(Stored items from a collection)

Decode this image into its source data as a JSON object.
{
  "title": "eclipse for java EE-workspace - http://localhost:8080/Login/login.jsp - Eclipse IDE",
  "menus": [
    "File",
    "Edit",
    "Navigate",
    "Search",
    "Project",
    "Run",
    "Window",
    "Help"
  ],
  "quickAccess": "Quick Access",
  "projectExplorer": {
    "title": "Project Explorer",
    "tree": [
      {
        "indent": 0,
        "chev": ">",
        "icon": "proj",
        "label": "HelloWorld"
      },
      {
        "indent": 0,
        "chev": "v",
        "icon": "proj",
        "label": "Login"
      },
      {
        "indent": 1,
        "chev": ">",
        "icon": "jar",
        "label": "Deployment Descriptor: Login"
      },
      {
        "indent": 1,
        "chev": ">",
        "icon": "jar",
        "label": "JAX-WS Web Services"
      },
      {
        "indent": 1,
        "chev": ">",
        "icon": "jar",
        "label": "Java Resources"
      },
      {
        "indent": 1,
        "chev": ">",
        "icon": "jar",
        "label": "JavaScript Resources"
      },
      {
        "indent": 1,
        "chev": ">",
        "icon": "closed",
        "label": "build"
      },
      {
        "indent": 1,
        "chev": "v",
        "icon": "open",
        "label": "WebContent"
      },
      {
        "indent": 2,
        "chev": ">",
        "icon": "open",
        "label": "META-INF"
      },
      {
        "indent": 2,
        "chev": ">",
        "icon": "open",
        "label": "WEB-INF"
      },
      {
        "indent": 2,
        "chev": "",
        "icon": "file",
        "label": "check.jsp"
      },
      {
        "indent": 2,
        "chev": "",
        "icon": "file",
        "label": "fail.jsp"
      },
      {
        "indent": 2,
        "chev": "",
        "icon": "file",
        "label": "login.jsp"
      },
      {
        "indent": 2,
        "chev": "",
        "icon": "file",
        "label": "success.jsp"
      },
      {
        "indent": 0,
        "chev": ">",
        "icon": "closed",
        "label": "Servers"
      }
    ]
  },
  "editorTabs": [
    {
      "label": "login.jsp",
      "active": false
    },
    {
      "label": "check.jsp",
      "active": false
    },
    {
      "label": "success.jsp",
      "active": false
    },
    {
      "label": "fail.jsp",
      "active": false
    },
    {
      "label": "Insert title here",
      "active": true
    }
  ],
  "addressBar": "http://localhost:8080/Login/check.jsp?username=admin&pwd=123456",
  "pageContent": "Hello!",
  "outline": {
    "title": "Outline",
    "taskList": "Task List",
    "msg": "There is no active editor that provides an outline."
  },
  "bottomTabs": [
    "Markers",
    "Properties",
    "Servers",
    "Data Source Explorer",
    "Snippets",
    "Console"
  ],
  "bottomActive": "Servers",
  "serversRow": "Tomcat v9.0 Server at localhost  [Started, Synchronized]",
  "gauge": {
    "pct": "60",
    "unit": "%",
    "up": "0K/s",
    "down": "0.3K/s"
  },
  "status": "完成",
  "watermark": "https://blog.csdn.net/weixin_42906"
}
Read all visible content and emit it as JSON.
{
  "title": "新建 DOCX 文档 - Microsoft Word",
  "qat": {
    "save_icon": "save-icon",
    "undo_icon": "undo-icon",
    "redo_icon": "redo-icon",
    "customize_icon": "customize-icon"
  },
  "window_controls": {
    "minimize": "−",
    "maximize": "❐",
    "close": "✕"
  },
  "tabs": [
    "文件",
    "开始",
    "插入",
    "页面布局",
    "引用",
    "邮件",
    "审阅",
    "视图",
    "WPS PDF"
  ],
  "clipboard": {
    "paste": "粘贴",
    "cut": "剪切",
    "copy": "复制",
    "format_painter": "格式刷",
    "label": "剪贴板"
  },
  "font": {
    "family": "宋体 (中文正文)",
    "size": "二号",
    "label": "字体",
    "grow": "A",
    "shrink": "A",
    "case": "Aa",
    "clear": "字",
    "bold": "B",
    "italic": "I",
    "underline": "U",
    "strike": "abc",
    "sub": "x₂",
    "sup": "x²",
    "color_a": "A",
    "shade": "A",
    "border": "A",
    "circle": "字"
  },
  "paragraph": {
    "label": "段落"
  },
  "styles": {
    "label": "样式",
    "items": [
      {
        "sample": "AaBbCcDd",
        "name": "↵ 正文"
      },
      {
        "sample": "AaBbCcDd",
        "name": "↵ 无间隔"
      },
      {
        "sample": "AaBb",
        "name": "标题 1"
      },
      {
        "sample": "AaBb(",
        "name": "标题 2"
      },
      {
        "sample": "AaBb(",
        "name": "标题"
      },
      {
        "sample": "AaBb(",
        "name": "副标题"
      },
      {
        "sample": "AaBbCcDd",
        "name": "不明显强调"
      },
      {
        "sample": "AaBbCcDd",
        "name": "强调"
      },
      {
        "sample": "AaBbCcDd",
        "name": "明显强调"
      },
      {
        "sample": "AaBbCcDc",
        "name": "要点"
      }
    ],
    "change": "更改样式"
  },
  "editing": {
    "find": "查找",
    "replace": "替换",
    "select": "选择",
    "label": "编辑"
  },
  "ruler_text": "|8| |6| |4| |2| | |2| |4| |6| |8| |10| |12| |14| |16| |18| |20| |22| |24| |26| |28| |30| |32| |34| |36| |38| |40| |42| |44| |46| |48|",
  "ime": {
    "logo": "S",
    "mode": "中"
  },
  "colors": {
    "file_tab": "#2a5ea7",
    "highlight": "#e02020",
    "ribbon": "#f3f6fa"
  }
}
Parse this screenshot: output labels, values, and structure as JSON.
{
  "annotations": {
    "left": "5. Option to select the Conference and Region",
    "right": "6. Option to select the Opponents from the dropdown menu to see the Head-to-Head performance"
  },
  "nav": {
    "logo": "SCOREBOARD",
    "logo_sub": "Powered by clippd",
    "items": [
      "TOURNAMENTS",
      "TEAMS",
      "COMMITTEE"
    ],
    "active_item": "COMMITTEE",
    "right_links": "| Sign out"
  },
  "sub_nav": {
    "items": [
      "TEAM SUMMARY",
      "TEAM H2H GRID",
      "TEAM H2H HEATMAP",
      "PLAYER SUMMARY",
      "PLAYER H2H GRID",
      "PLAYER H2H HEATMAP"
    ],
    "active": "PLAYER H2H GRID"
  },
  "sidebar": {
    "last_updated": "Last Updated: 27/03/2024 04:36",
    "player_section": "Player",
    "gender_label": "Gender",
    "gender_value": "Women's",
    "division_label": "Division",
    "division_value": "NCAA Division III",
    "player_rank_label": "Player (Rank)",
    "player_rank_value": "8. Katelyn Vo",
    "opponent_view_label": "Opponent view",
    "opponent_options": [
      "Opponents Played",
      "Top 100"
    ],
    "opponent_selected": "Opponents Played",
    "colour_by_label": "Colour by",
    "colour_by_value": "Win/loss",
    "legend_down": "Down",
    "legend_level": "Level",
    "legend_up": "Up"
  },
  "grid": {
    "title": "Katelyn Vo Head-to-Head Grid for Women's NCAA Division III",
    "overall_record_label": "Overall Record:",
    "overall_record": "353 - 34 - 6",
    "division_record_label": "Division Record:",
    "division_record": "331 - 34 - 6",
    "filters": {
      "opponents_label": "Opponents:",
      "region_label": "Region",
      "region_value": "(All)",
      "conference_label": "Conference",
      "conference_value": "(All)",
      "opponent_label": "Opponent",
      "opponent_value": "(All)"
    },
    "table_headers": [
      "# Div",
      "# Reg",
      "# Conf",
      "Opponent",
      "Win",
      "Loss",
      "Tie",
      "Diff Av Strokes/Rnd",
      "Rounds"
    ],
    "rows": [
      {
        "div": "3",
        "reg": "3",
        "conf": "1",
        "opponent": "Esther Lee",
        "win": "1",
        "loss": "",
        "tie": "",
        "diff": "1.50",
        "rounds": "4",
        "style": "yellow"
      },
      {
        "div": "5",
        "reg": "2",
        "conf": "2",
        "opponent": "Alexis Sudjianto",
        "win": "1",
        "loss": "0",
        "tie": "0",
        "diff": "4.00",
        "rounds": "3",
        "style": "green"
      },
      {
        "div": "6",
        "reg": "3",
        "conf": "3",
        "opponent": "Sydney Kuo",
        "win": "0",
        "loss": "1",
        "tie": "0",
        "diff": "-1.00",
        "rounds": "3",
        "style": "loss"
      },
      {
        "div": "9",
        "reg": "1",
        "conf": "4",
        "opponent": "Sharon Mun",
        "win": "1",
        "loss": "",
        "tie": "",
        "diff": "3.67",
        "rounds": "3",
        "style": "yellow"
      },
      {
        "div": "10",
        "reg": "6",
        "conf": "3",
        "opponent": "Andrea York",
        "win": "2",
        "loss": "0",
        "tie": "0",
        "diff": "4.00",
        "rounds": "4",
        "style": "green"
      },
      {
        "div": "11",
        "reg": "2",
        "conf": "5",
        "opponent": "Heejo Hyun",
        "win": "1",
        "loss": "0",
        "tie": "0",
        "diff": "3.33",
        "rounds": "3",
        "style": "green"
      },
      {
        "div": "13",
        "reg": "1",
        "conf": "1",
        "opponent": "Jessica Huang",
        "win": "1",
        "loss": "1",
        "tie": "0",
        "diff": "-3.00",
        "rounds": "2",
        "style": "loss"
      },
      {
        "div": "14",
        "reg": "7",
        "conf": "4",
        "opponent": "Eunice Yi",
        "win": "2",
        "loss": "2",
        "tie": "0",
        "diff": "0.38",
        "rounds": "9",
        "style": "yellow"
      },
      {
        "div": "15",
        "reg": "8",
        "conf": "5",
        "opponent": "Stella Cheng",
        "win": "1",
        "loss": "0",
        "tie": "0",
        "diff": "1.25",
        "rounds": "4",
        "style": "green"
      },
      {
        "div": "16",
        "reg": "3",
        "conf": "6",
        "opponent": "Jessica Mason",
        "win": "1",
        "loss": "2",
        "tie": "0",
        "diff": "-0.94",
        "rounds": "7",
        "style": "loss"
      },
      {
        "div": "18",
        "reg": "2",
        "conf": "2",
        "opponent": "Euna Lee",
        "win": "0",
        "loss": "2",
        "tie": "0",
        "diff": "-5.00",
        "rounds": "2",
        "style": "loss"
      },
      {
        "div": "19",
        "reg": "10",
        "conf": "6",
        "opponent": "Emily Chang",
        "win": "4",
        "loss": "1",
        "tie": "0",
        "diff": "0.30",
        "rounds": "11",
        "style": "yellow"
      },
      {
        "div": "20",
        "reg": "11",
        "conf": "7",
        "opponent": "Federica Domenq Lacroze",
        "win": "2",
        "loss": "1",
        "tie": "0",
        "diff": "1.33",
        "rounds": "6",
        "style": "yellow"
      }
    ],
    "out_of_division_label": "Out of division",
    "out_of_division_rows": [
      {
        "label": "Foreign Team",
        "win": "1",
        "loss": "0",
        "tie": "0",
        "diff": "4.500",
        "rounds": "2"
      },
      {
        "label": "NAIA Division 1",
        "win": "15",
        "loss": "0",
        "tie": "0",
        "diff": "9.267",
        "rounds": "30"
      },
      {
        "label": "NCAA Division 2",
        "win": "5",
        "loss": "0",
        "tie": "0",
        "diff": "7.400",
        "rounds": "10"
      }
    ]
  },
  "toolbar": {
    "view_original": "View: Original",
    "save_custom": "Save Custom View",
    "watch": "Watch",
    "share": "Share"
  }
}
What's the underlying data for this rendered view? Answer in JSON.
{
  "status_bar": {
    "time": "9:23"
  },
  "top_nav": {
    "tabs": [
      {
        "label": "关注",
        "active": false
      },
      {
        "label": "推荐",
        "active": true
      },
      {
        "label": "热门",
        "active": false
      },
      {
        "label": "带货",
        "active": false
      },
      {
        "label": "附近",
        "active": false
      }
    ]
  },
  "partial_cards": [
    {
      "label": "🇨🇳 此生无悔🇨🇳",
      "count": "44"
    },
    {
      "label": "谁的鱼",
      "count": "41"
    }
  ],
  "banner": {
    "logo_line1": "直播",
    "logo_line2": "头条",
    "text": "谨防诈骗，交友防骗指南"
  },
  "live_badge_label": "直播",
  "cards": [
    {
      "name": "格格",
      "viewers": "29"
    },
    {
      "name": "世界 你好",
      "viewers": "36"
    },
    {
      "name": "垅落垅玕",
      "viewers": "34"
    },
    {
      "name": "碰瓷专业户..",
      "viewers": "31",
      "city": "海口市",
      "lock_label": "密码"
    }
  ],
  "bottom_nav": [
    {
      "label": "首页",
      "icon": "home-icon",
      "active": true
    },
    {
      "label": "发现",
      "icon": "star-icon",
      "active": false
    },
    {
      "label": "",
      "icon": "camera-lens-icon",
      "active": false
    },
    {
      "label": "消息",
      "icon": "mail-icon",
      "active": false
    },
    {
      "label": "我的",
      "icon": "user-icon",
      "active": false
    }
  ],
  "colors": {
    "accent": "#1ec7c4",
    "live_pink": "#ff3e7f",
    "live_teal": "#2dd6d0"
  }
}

Short problem: Find the lines that include the string "title", then copy each of them.

Response to this exercise:
  "title": "eclipse for java EE-workspace - http://localhost:8080/Login/login.jsp - Eclipse IDE",
    "title": "Project Explorer",
      "label": "Insert title here",
    "title": "Outline",
  "title": "新建 DOCX 文档 - Microsoft Word",
    "title": "Katelyn Vo Head-to-Head Grid for Women's NCAA Division III",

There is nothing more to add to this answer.